- **Short problem**: Repeat the entries that follow verbatim, without any of their pictures.
::::::::::
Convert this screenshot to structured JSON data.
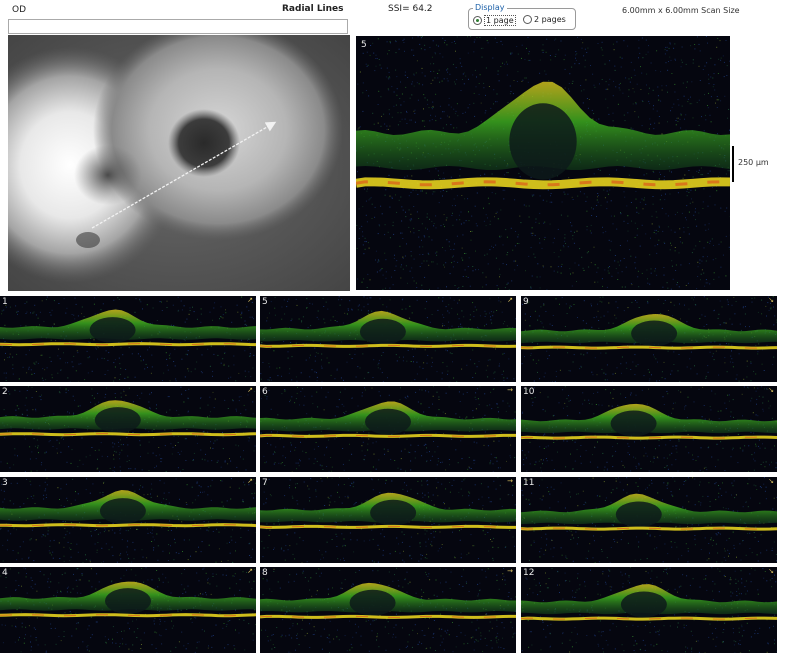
{
  "header": {
    "eye": "OD",
    "protocol": "Radial Lines",
    "ssi": "SSI= 64.2",
    "scan_size": "6.00mm x 6.00mm Scan Size"
  },
  "display": {
    "legend": "Display",
    "option_1": "1 page",
    "option_2": "2 pages",
    "selected": "1 page"
  },
  "main_scan": {
    "number": "5",
    "scale_label": "250 µm"
  },
  "thumbnails": [
    {
      "number": "1",
      "arrow": "↗"
    },
    {
      "number": "5",
      "arrow": "↗"
    },
    {
      "number": "9",
      "arrow": "↘"
    },
    {
      "number": "2",
      "arrow": "↗"
    },
    {
      "number": "6",
      "arrow": "→"
    },
    {
      "number": "10",
      "arrow": "↘"
    },
    {
      "number": "3",
      "arrow": "↗"
    },
    {
      "number": "7",
      "arrow": "→"
    },
    {
      "number": "11",
      "arrow": "↘"
    },
    {
      "number": "4",
      "arrow": "↗"
    },
    {
      "number": "8",
      "arrow": "→"
    },
    {
      "number": "12",
      "arrow": "↘"
    }
  ],
  "icons": {
    "radio_selected": "radio-selected-icon",
    "radio_unselected": "radio-unselected-icon",
    "scan_direction": "arrow-icon"
  },
  "colors": {
    "scan_background": "#05060f",
    "retina_green": "#3fb21f",
    "retina_yellow": "#e6d21e",
    "retina_red": "#e0401a",
    "fundus_gray": "#5d5d5d"
  }
}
::::::::::
- **Worked solution**:
Convert this screenshot to structured JSON data.
{
  "header": {
    "eye": "OD",
    "protocol": "Radial Lines",
    "ssi": "SSI= 64.2",
    "scan_size": "6.00mm x 6.00mm Scan Size"
  },
  "display": {
    "legend": "Display",
    "option_1": "1 page",
    "option_2": "2 pages",
    "selected": "1 page"
  },
  "main_scan": {
    "number": "5",
    "scale_label": "250 µm"
  },
  "thumbnails": [
    {
      "number": "1",
      "arrow": "↗"
    },
    {
      "number": "5",
      "arrow": "↗"
    },
    {
      "number": "9",
      "arrow": "↘"
    },
    {
      "number": "2",
      "arrow": "↗"
    },
    {
      "number": "6",
      "arrow": "→"
    },
    {
      "number": "10",
      "arrow": "↘"
    },
    {
      "number": "3",
      "arrow": "↗"
    },
    {
      "number": "7",
      "arrow": "→"
    },
    {
      "number": "11",
      "arrow": "↘"
    },
    {
      "number": "4",
      "arrow": "↗"
    },
    {
      "number": "8",
      "arrow": "→"
    },
    {
      "number": "12",
      "arrow": "↘"
    }
  ],
  "icons": {
    "radio_selected": "radio-selected-icon",
    "radio_unselected": "radio-unselected-icon",
    "scan_direction": "arrow-icon"
  },
  "colors": {
    "scan_background": "#05060f",
    "retina_green": "#3fb21f",
    "retina_yellow": "#e6d21e",
    "retina_red": "#e0401a",
    "fundus_gray": "#5d5d5d"
  }
}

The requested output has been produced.